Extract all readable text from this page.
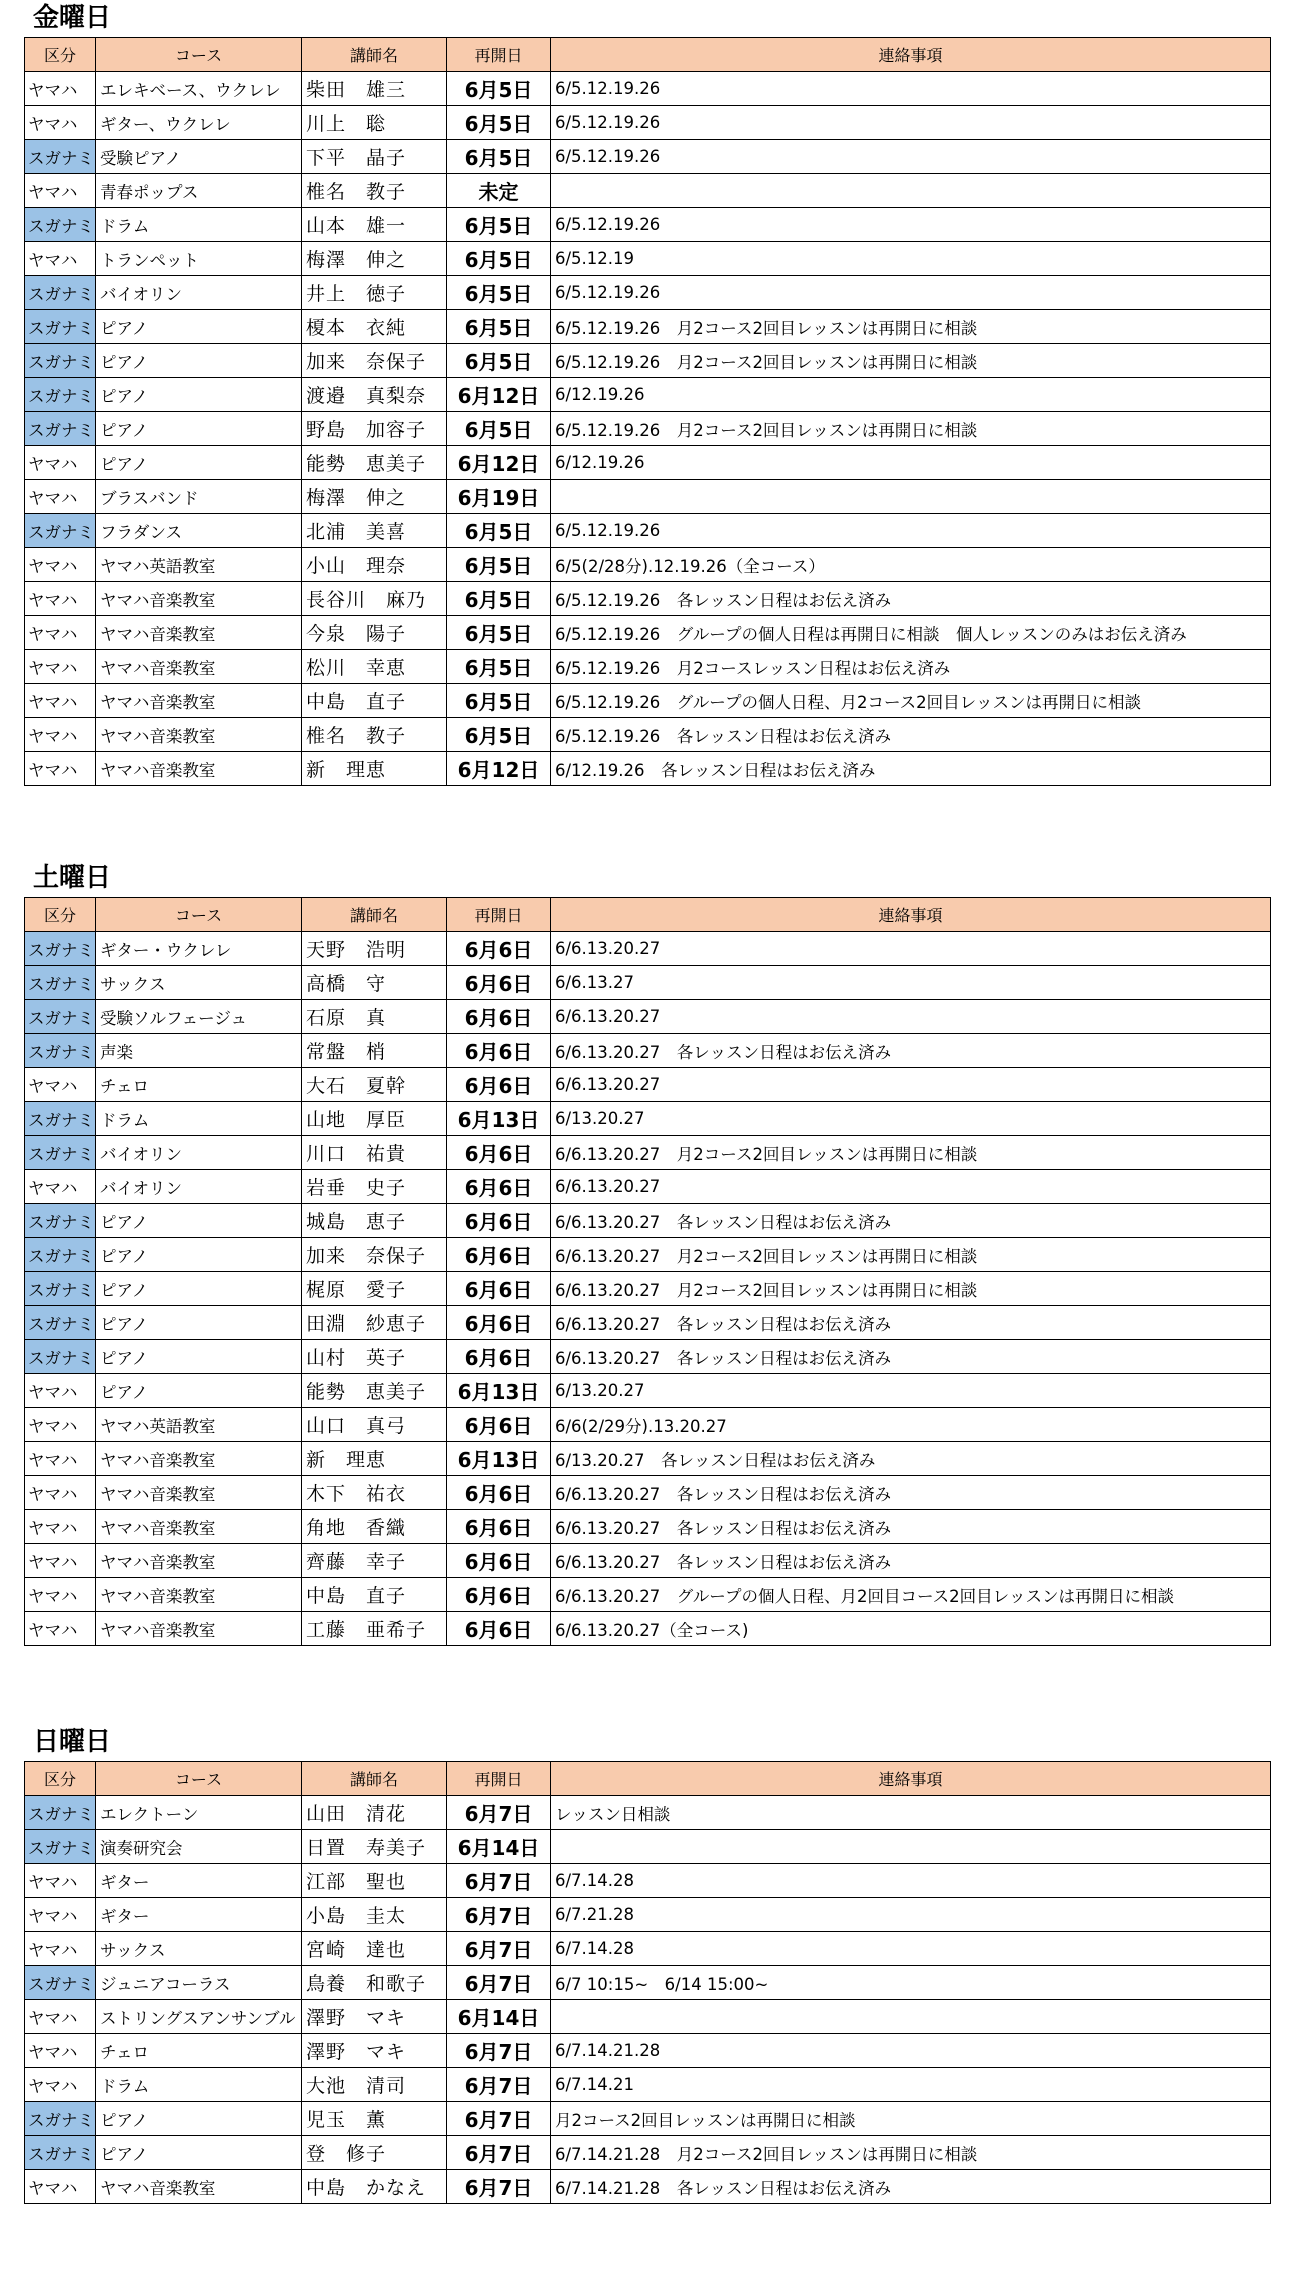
金曜日
区分	コース	講師名	再開日	連絡事項
ヤマハ	エレキベース、ウクレレ	柴田　雄三	6月5日	6/5.12.19.26
ヤマハ	ギター、ウクレレ	川上　聡	6月5日	6/5.12.19.26
スガナミ	受験ピアノ	下平　晶子	6月5日	6/5.12.19.26
ヤマハ	青春ポップス	椎名　教子	未定	
スガナミ	ドラム	山本　雄一	6月5日	6/5.12.19.26
ヤマハ	トランペット	梅澤　伸之	6月5日	6/5.12.19
スガナミ	バイオリン	井上　徳子	6月5日	6/5.12.19.26
スガナミ	ピアノ	榎本　衣純	6月5日	6/5.12.19.26　月2コース2回目レッスンは再開日に相談
スガナミ	ピアノ	加来　奈保子	6月5日	6/5.12.19.26　月2コース2回目レッスンは再開日に相談
スガナミ	ピアノ	渡邉　真梨奈	6月12日	6/12.19.26
スガナミ	ピアノ	野島　加容子	6月5日	6/5.12.19.26　月2コース2回目レッスンは再開日に相談
ヤマハ	ピアノ	能勢　恵美子	6月12日	6/12.19.26
ヤマハ	ブラスバンド	梅澤　伸之	6月19日	
スガナミ	フラダンス	北浦　美喜	6月5日	6/5.12.19.26
ヤマハ	ヤマハ英語教室	小山　理奈	6月5日	6/5(2/28分).12.19.26（全コース）
ヤマハ	ヤマハ音楽教室	長谷川　麻乃	6月5日	6/5.12.19.26　各レッスン日程はお伝え済み
ヤマハ	ヤマハ音楽教室	今泉　陽子	6月5日	6/5.12.19.26　グループの個人日程は再開日に相談　個人レッスンのみはお伝え済み
ヤマハ	ヤマハ音楽教室	松川　幸恵	6月5日	6/5.12.19.26　月2コースレッスン日程はお伝え済み
ヤマハ	ヤマハ音楽教室	中島　直子	6月5日	6/5.12.19.26　グループの個人日程、月2コース2回目レッスンは再開日に相談
ヤマハ	ヤマハ音楽教室	椎名　教子	6月5日	6/5.12.19.26　各レッスン日程はお伝え済み
ヤマハ	ヤマハ音楽教室	新　理恵	6月12日	6/12.19.26　各レッスン日程はお伝え済み
土曜日
区分	コース	講師名	再開日	連絡事項
スガナミ	ギター・ウクレレ	天野　浩明	6月6日	6/6.13.20.27
スガナミ	サックス	高橋　守	6月6日	6/6.13.27
スガナミ	受験ソルフェージュ	石原　真	6月6日	6/6.13.20.27
スガナミ	声楽	常盤　梢	6月6日	6/6.13.20.27　各レッスン日程はお伝え済み
ヤマハ	チェロ	大石　夏幹	6月6日	6/6.13.20.27
スガナミ	ドラム	山地　厚臣	6月13日	6/13.20.27
スガナミ	バイオリン	川口　祐貴	6月6日	6/6.13.20.27　月2コース2回目レッスンは再開日に相談
ヤマハ	バイオリン	岩垂　史子	6月6日	6/6.13.20.27
スガナミ	ピアノ	城島　恵子	6月6日	6/6.13.20.27　各レッスン日程はお伝え済み
スガナミ	ピアノ	加来　奈保子	6月6日	6/6.13.20.27　月2コース2回目レッスンは再開日に相談
スガナミ	ピアノ	梶原　愛子	6月6日	6/6.13.20.27　月2コース2回目レッスンは再開日に相談
スガナミ	ピアノ	田淵　紗恵子	6月6日	6/6.13.20.27　各レッスン日程はお伝え済み
スガナミ	ピアノ	山村　英子	6月6日	6/6.13.20.27　各レッスン日程はお伝え済み
ヤマハ	ピアノ	能勢　恵美子	6月13日	6/13.20.27
ヤマハ	ヤマハ英語教室	山口　真弓	6月6日	6/6(2/29分).13.20.27
ヤマハ	ヤマハ音楽教室	新　理恵	6月13日	6/13.20.27　各レッスン日程はお伝え済み
ヤマハ	ヤマハ音楽教室	木下　祐衣	6月6日	6/6.13.20.27　各レッスン日程はお伝え済み
ヤマハ	ヤマハ音楽教室	角地　香織	6月6日	6/6.13.20.27　各レッスン日程はお伝え済み
ヤマハ	ヤマハ音楽教室	齊藤　幸子	6月6日	6/6.13.20.27　各レッスン日程はお伝え済み
ヤマハ	ヤマハ音楽教室	中島　直子	6月6日	6/6.13.20.27　グループの個人日程、月2回目コース2回目レッスンは再開日に相談
ヤマハ	ヤマハ音楽教室	工藤　亜希子	6月6日	6/6.13.20.27（全コース)
日曜日
区分	コース	講師名	再開日	連絡事項
スガナミ	エレクトーン	山田　清花	6月7日	レッスン日相談
スガナミ	演奏研究会	日置　寿美子	6月14日	
ヤマハ	ギター	江部　聖也	6月7日	6/7.14.28
ヤマハ	ギター	小島　圭太	6月7日	6/7.21.28
ヤマハ	サックス	宮崎　達也	6月7日	6/7.14.28
スガナミ	ジュニアコーラス	鳥養　和歌子	6月7日	6/7 10:15~　6/14 15:00~
ヤマハ	ストリングスアンサンブル	澤野　マキ	6月14日	
ヤマハ	チェロ	澤野　マキ	6月7日	6/7.14.21.28
ヤマハ	ドラム	大池　清司	6月7日	6/7.14.21
スガナミ	ピアノ	児玉　薫	6月7日	月2コース2回目レッスンは再開日に相談
スガナミ	ピアノ	登　修子	6月7日	6/7.14.21.28　月2コース2回目レッスンは再開日に相談
ヤマハ	ヤマハ音楽教室	中島　かなえ	6月7日	6/7.14.21.28　各レッスン日程はお伝え済み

━━━━━━━━━━━━━━━━━━━━

== Written problem ==
Repeat the material above verbatim. Leave the pictures behind.

== Response to the exercise ==
Extract all readable text from this page.
金曜日
区分	コース	講師名	再開日	連絡事項
ヤマハ	エレキベース、ウクレレ	柴田　雄三	6月5日	6/5.12.19.26
ヤマハ	ギター、ウクレレ	川上　聡	6月5日	6/5.12.19.26
スガナミ	受験ピアノ	下平　晶子	6月5日	6/5.12.19.26
ヤマハ	青春ポップス	椎名　教子	未定	
スガナミ	ドラム	山本　雄一	6月5日	6/5.12.19.26
ヤマハ	トランペット	梅澤　伸之	6月5日	6/5.12.19
スガナミ	バイオリン	井上　徳子	6月5日	6/5.12.19.26
スガナミ	ピアノ	榎本　衣純	6月5日	6/5.12.19.26　月2コース2回目レッスンは再開日に相談
スガナミ	ピアノ	加来　奈保子	6月5日	6/5.12.19.26　月2コース2回目レッスンは再開日に相談
スガナミ	ピアノ	渡邉　真梨奈	6月12日	6/12.19.26
スガナミ	ピアノ	野島　加容子	6月5日	6/5.12.19.26　月2コース2回目レッスンは再開日に相談
ヤマハ	ピアノ	能勢　恵美子	6月12日	6/12.19.26
ヤマハ	ブラスバンド	梅澤　伸之	6月19日	
スガナミ	フラダンス	北浦　美喜	6月5日	6/5.12.19.26
ヤマハ	ヤマハ英語教室	小山　理奈	6月5日	6/5(2/28分).12.19.26（全コース）
ヤマハ	ヤマハ音楽教室	長谷川　麻乃	6月5日	6/5.12.19.26　各レッスン日程はお伝え済み
ヤマハ	ヤマハ音楽教室	今泉　陽子	6月5日	6/5.12.19.26　グループの個人日程は再開日に相談　個人レッスンのみはお伝え済み
ヤマハ	ヤマハ音楽教室	松川　幸恵	6月5日	6/5.12.19.26　月2コースレッスン日程はお伝え済み
ヤマハ	ヤマハ音楽教室	中島　直子	6月5日	6/5.12.19.26　グループの個人日程、月2コース2回目レッスンは再開日に相談
ヤマハ	ヤマハ音楽教室	椎名　教子	6月5日	6/5.12.19.26　各レッスン日程はお伝え済み
ヤマハ	ヤマハ音楽教室	新　理恵	6月12日	6/12.19.26　各レッスン日程はお伝え済み
土曜日
区分	コース	講師名	再開日	連絡事項
スガナミ	ギター・ウクレレ	天野　浩明	6月6日	6/6.13.20.27
スガナミ	サックス	高橋　守	6月6日	6/6.13.27
スガナミ	受験ソルフェージュ	石原　真	6月6日	6/6.13.20.27
スガナミ	声楽	常盤　梢	6月6日	6/6.13.20.27　各レッスン日程はお伝え済み
ヤマハ	チェロ	大石　夏幹	6月6日	6/6.13.20.27
スガナミ	ドラム	山地　厚臣	6月13日	6/13.20.27
スガナミ	バイオリン	川口　祐貴	6月6日	6/6.13.20.27　月2コース2回目レッスンは再開日に相談
ヤマハ	バイオリン	岩垂　史子	6月6日	6/6.13.20.27
スガナミ	ピアノ	城島　恵子	6月6日	6/6.13.20.27　各レッスン日程はお伝え済み
スガナミ	ピアノ	加来　奈保子	6月6日	6/6.13.20.27　月2コース2回目レッスンは再開日に相談
スガナミ	ピアノ	梶原　愛子	6月6日	6/6.13.20.27　月2コース2回目レッスンは再開日に相談
スガナミ	ピアノ	田淵　紗恵子	6月6日	6/6.13.20.27　各レッスン日程はお伝え済み
スガナミ	ピアノ	山村　英子	6月6日	6/6.13.20.27　各レッスン日程はお伝え済み
ヤマハ	ピアノ	能勢　恵美子	6月13日	6/13.20.27
ヤマハ	ヤマハ英語教室	山口　真弓	6月6日	6/6(2/29分).13.20.27
ヤマハ	ヤマハ音楽教室	新　理恵	6月13日	6/13.20.27　各レッスン日程はお伝え済み
ヤマハ	ヤマハ音楽教室	木下　祐衣	6月6日	6/6.13.20.27　各レッスン日程はお伝え済み
ヤマハ	ヤマハ音楽教室	角地　香織	6月6日	6/6.13.20.27　各レッスン日程はお伝え済み
ヤマハ	ヤマハ音楽教室	齊藤　幸子	6月6日	6/6.13.20.27　各レッスン日程はお伝え済み
ヤマハ	ヤマハ音楽教室	中島　直子	6月6日	6/6.13.20.27　グループの個人日程、月2回目コース2回目レッスンは再開日に相談
ヤマハ	ヤマハ音楽教室	工藤　亜希子	6月6日	6/6.13.20.27（全コース)
日曜日
区分	コース	講師名	再開日	連絡事項
スガナミ	エレクトーン	山田　清花	6月7日	レッスン日相談
スガナミ	演奏研究会	日置　寿美子	6月14日	
ヤマハ	ギター	江部　聖也	6月7日	6/7.14.28
ヤマハ	ギター	小島　圭太	6月7日	6/7.21.28
ヤマハ	サックス	宮崎　達也	6月7日	6/7.14.28
スガナミ	ジュニアコーラス	鳥養　和歌子	6月7日	6/7 10:15~　6/14 15:00~
ヤマハ	ストリングスアンサンブル	澤野　マキ	6月14日	
ヤマハ	チェロ	澤野　マキ	6月7日	6/7.14.21.28
ヤマハ	ドラム	大池　清司	6月7日	6/7.14.21
スガナミ	ピアノ	児玉　薫	6月7日	月2コース2回目レッスンは再開日に相談
スガナミ	ピアノ	登　修子	6月7日	6/7.14.21.28　月2コース2回目レッスンは再開日に相談
ヤマハ	ヤマハ音楽教室	中島　かなえ	6月7日	6/7.14.21.28　各レッスン日程はお伝え済み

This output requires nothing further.